[Dataset records]
------

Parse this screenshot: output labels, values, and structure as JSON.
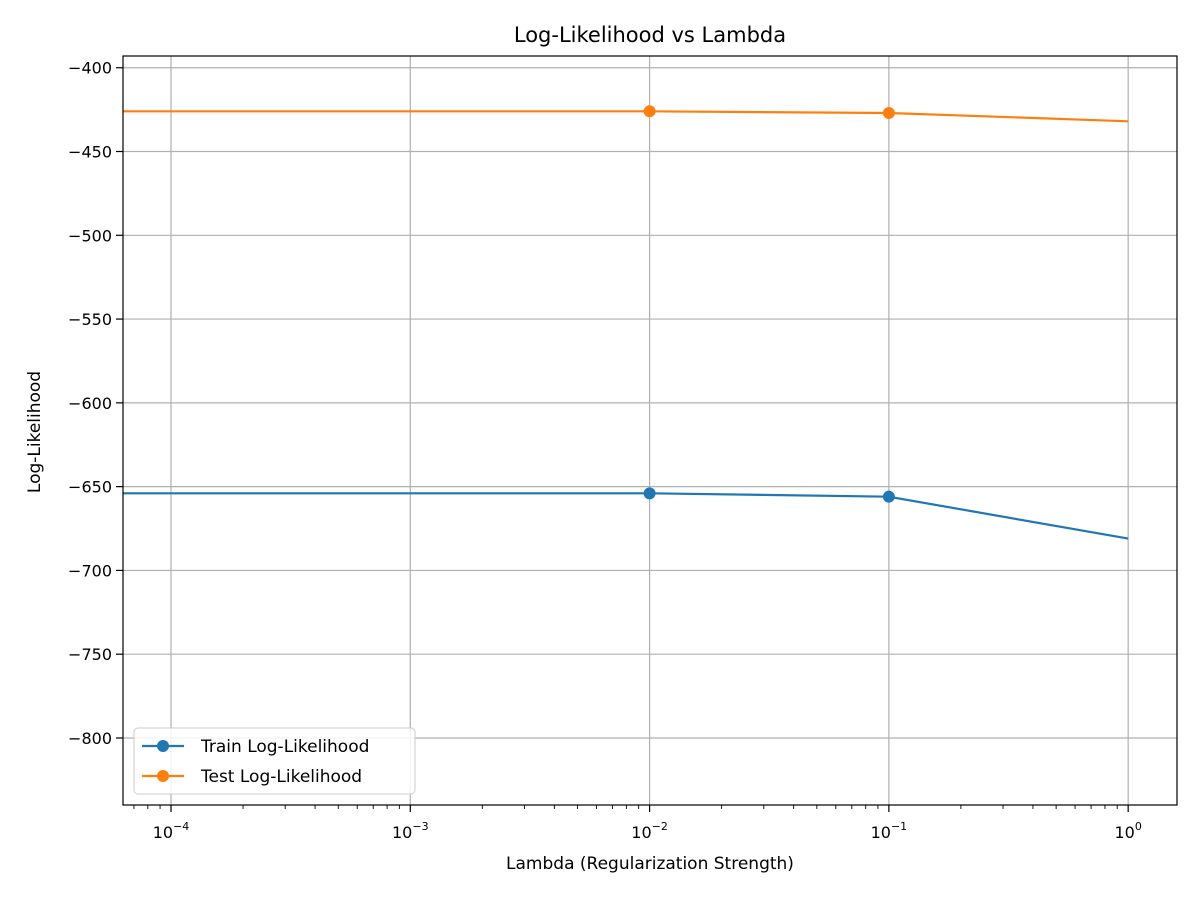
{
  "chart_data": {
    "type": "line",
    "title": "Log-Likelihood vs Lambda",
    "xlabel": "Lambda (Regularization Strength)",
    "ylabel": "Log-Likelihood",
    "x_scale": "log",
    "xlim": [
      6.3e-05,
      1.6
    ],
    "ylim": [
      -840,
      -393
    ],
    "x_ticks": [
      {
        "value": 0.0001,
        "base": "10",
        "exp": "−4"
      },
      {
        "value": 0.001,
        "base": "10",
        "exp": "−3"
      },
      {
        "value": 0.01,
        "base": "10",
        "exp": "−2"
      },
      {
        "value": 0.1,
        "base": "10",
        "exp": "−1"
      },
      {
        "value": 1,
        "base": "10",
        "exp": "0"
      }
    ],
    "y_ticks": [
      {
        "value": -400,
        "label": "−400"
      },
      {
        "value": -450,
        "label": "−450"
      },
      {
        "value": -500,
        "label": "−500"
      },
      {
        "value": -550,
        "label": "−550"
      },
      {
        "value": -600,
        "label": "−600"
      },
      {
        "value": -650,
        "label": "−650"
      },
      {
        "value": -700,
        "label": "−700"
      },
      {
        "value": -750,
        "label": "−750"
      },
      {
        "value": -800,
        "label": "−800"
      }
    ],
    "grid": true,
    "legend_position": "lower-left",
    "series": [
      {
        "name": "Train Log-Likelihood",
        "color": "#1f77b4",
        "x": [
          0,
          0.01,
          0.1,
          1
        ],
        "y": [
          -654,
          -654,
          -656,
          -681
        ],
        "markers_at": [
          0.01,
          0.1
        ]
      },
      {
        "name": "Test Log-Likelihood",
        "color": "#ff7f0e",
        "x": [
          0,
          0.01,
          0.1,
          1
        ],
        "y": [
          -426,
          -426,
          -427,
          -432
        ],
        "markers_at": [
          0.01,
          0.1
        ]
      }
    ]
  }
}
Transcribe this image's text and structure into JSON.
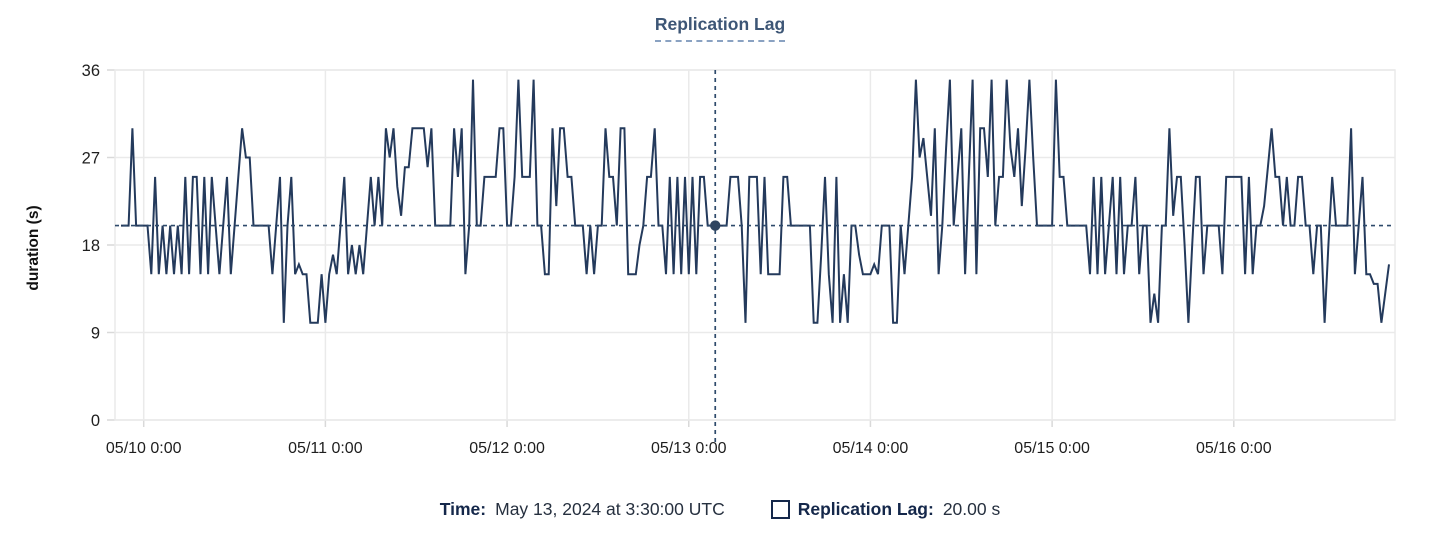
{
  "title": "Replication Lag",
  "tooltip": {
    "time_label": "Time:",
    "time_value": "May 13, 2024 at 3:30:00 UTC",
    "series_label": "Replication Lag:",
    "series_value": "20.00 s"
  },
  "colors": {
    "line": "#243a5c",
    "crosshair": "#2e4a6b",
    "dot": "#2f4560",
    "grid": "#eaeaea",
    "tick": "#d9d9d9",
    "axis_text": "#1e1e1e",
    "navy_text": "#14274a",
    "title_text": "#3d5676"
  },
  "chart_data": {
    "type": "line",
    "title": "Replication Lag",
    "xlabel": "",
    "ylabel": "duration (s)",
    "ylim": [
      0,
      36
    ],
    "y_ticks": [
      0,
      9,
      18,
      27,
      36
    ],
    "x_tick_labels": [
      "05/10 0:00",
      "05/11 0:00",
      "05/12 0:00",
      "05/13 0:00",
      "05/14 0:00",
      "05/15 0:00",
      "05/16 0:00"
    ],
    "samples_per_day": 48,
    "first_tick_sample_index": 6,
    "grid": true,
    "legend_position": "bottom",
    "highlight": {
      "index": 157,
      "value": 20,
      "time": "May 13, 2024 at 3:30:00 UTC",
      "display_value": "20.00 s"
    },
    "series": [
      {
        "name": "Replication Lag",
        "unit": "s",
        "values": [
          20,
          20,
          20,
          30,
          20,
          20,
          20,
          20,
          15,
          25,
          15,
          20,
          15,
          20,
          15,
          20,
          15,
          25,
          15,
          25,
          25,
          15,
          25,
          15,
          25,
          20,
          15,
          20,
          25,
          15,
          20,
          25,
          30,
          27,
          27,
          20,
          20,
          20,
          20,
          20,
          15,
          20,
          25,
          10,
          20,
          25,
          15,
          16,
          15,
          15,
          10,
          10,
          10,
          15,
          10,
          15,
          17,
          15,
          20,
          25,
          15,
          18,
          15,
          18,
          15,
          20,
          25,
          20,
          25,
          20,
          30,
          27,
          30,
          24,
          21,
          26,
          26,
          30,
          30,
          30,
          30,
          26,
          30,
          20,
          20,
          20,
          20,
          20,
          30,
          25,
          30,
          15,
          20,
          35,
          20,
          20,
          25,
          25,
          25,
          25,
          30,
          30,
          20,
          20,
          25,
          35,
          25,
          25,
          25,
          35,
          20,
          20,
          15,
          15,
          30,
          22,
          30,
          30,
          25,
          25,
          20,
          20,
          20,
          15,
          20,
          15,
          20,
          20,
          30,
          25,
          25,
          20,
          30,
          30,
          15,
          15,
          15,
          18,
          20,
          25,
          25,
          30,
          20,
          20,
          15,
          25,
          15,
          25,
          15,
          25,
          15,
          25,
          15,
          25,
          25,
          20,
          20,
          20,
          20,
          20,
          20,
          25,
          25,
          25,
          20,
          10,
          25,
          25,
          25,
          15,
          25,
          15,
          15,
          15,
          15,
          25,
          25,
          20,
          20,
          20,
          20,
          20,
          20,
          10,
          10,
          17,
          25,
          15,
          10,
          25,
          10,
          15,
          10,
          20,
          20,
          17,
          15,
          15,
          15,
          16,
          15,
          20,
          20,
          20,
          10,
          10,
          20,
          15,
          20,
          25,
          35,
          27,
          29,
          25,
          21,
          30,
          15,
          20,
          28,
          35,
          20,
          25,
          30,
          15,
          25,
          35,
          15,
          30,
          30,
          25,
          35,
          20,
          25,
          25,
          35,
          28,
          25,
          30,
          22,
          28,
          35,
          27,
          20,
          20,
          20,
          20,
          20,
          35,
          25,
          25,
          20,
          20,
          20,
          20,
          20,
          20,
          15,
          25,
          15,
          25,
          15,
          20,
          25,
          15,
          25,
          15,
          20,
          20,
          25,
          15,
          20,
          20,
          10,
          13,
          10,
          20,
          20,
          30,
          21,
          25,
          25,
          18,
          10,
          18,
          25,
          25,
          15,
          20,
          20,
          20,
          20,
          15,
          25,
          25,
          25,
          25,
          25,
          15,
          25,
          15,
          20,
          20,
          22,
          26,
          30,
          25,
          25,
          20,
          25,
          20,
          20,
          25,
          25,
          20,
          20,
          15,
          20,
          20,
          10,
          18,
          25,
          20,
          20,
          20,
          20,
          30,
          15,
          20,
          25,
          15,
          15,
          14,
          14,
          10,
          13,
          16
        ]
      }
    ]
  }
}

------

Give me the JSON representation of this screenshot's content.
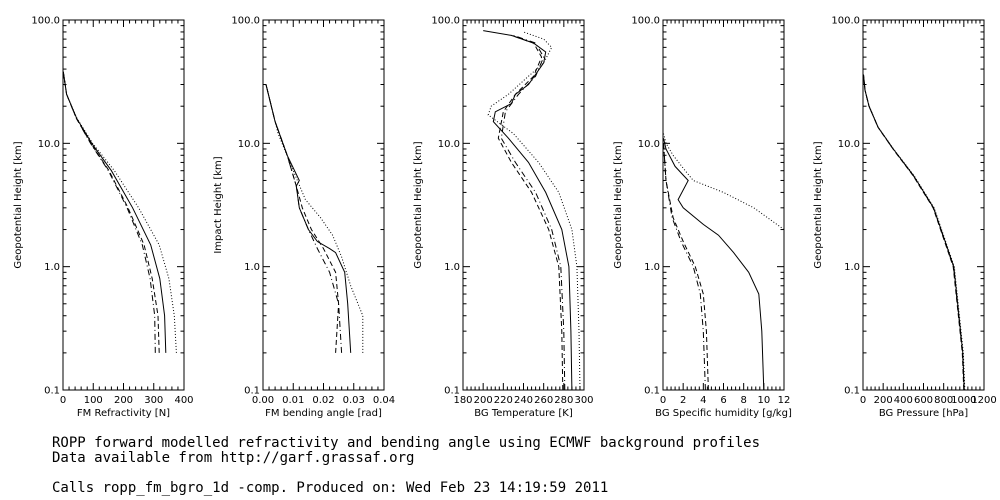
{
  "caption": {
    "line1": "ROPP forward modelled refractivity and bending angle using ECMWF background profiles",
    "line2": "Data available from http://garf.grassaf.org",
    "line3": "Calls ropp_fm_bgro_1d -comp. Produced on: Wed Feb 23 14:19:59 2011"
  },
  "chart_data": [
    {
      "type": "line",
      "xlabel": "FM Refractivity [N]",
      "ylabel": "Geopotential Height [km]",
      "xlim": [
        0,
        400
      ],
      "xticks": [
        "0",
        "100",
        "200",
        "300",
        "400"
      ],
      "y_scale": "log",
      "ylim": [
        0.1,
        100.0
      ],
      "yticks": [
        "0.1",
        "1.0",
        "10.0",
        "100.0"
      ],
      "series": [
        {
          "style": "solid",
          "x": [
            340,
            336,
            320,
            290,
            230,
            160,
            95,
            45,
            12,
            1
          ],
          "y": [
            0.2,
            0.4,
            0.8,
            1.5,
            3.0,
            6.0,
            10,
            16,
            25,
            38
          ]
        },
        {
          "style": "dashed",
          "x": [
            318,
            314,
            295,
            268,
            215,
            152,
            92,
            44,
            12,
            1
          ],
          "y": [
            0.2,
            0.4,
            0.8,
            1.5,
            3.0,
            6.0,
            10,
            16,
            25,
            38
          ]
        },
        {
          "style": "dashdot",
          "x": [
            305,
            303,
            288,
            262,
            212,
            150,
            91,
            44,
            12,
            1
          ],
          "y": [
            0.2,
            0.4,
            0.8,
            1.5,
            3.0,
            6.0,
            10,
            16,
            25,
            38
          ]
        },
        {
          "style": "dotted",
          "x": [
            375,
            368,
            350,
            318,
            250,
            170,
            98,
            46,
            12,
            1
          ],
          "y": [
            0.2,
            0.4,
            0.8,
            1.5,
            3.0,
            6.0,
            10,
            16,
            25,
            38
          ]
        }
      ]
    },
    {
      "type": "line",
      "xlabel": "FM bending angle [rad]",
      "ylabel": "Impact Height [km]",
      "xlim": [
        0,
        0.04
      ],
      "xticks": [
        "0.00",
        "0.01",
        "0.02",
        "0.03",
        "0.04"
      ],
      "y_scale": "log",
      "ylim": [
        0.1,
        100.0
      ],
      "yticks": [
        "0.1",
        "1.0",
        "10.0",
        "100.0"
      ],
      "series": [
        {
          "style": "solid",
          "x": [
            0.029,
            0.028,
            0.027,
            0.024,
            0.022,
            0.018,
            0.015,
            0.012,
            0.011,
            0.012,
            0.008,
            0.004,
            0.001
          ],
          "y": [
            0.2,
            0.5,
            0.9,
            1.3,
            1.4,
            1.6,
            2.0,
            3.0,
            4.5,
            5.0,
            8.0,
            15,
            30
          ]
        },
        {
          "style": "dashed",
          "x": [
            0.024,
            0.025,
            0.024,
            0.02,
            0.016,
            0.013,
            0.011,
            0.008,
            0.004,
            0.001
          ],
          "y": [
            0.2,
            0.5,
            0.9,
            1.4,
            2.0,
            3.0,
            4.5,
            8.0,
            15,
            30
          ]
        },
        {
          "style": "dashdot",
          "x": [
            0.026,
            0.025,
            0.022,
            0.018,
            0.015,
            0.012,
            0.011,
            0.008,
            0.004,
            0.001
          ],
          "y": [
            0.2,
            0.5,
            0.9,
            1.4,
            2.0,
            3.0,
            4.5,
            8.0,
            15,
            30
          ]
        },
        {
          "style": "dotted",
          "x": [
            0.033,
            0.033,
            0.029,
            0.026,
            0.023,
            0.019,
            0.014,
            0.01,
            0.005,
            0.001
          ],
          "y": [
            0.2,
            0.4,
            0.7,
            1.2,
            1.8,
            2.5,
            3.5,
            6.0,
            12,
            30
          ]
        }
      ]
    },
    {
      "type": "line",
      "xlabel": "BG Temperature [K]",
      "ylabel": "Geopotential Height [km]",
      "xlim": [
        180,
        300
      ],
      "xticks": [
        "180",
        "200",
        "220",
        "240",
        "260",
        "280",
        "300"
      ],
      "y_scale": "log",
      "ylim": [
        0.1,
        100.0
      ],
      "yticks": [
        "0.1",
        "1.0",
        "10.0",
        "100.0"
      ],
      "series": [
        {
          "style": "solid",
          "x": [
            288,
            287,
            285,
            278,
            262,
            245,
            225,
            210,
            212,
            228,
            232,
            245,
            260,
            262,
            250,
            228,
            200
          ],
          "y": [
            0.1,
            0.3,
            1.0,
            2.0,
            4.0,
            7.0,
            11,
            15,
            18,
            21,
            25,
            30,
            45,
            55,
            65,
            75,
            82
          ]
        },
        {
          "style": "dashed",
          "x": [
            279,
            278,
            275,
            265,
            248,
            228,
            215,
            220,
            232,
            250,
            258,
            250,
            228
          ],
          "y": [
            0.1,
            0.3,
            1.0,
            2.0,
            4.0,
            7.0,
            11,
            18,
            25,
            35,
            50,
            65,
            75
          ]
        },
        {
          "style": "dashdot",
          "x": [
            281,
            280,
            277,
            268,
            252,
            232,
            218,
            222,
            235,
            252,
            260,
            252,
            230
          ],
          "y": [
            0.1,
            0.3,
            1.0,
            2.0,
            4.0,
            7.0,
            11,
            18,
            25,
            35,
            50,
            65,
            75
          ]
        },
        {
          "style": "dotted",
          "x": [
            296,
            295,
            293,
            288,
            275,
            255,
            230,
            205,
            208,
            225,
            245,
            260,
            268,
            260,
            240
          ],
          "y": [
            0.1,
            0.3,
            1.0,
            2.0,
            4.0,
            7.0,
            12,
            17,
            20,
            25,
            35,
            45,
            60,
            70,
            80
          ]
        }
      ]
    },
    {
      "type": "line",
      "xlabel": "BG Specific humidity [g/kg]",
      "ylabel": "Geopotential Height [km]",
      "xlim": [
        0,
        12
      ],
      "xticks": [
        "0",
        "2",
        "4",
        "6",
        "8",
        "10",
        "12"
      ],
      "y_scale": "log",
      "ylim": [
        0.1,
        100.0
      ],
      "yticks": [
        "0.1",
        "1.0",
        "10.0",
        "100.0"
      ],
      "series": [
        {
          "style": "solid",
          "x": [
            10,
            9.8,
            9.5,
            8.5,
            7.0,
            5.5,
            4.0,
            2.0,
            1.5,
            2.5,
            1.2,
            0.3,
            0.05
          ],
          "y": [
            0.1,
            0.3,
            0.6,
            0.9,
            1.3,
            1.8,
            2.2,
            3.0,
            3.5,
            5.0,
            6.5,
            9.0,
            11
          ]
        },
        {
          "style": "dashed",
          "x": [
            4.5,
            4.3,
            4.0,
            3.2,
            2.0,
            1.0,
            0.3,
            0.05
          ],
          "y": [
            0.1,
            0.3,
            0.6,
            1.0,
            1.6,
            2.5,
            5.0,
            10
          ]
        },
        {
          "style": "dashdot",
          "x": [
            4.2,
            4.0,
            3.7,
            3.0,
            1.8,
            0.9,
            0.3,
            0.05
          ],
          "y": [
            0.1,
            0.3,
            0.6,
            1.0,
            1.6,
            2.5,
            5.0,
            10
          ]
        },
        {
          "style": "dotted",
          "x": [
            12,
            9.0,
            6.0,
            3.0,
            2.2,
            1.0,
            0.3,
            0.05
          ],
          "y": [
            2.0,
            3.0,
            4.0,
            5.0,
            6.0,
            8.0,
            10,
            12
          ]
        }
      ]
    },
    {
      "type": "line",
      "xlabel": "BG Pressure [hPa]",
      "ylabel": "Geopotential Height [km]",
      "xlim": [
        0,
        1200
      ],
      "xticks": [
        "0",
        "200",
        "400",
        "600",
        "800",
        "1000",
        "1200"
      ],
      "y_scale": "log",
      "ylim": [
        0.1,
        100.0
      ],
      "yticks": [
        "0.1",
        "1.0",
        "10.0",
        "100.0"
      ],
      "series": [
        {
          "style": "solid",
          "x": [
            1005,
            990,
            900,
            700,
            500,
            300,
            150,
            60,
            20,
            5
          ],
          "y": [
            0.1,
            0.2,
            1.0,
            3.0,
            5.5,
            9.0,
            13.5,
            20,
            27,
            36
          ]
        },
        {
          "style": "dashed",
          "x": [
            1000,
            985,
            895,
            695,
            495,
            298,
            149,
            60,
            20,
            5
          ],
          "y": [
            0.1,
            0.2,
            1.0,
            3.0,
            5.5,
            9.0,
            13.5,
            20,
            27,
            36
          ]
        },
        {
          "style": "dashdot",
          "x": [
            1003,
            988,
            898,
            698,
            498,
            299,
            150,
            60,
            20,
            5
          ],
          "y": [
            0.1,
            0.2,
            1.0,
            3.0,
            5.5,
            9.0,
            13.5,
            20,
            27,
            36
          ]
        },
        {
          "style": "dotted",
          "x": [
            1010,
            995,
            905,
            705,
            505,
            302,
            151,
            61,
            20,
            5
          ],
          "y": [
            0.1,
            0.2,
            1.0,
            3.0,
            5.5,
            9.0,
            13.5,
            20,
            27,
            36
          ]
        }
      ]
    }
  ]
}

------

• **Direction**
Report each line in the preceding entries that holds the string "xlabel".

• **The result**
    "xlabel": "Lambda (Regularization Strength)",
    "xlabel": "",
      "xlabel": "FM Refractivity [N]",
      "xlabel": "FM bending angle [rad]",
      "xlabel": "BG Temperature [K]",
      "xlabel": "BG Specific humidity [g/kg]",
      "xlabel": "BG Pressure [hPa]",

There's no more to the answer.